▶ _THE REQUEST_
Each line containing the word "this" should be found and copied.

## begin

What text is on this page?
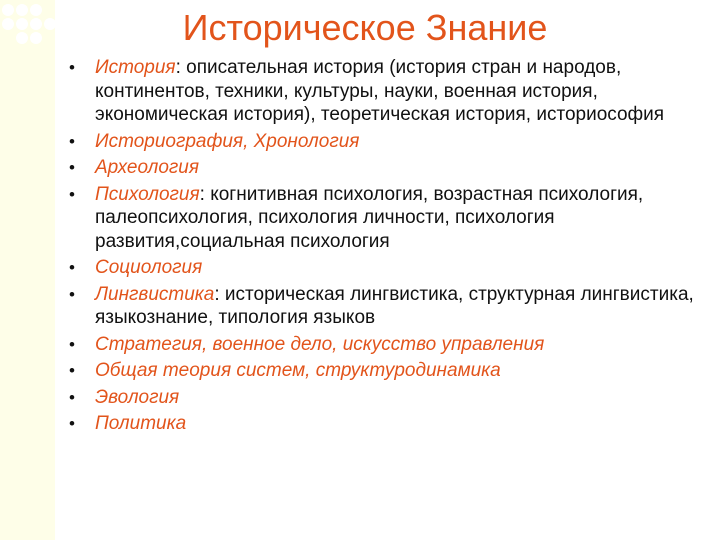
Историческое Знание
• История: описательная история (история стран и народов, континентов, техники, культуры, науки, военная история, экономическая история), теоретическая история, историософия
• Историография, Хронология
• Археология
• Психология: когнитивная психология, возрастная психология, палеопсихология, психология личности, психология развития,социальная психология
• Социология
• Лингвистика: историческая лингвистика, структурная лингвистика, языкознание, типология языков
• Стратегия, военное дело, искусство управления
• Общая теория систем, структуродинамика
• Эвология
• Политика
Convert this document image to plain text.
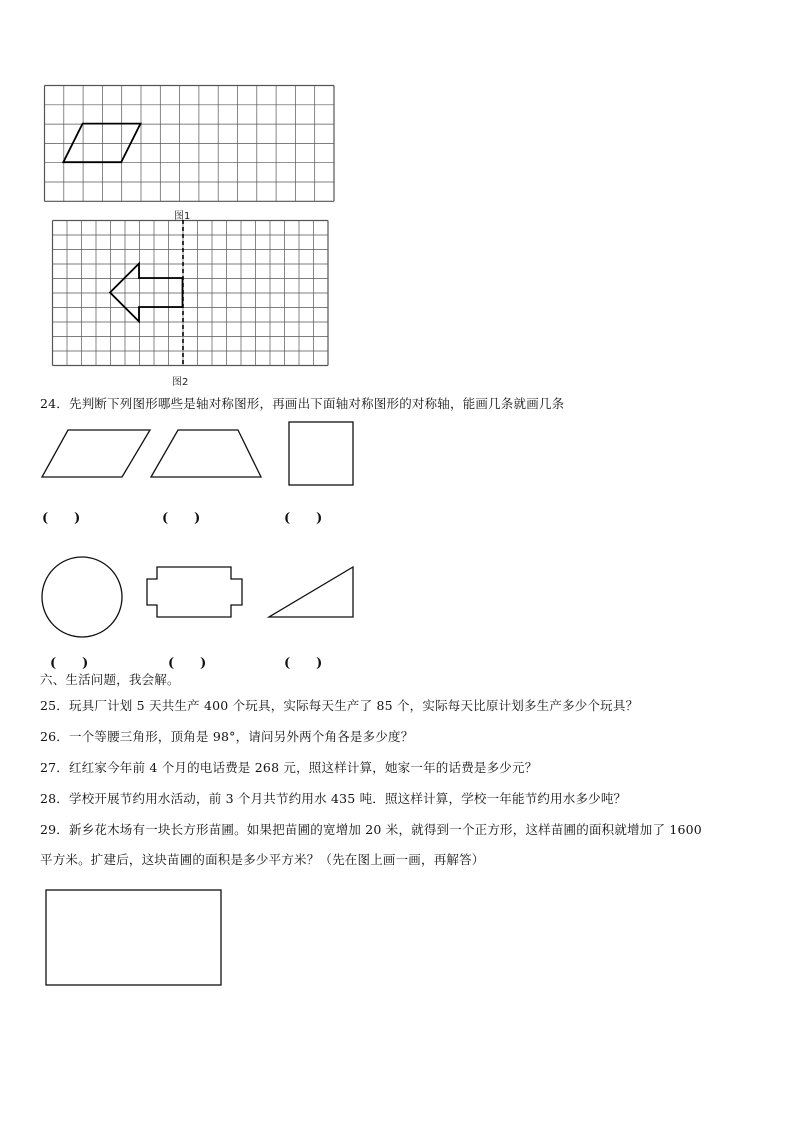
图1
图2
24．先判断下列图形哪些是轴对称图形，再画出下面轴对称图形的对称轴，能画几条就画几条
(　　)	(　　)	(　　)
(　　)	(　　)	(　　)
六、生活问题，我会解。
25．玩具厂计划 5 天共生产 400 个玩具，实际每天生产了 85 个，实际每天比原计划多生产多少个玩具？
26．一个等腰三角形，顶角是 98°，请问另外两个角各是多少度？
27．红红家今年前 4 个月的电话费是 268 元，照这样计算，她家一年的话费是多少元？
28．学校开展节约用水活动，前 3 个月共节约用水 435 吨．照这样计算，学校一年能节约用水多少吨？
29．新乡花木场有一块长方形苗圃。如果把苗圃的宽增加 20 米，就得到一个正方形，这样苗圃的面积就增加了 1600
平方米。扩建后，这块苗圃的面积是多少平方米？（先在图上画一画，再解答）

## end

▶ _CORRECT RESPONSE_
What text is on this page?
Convert this document image to plain text.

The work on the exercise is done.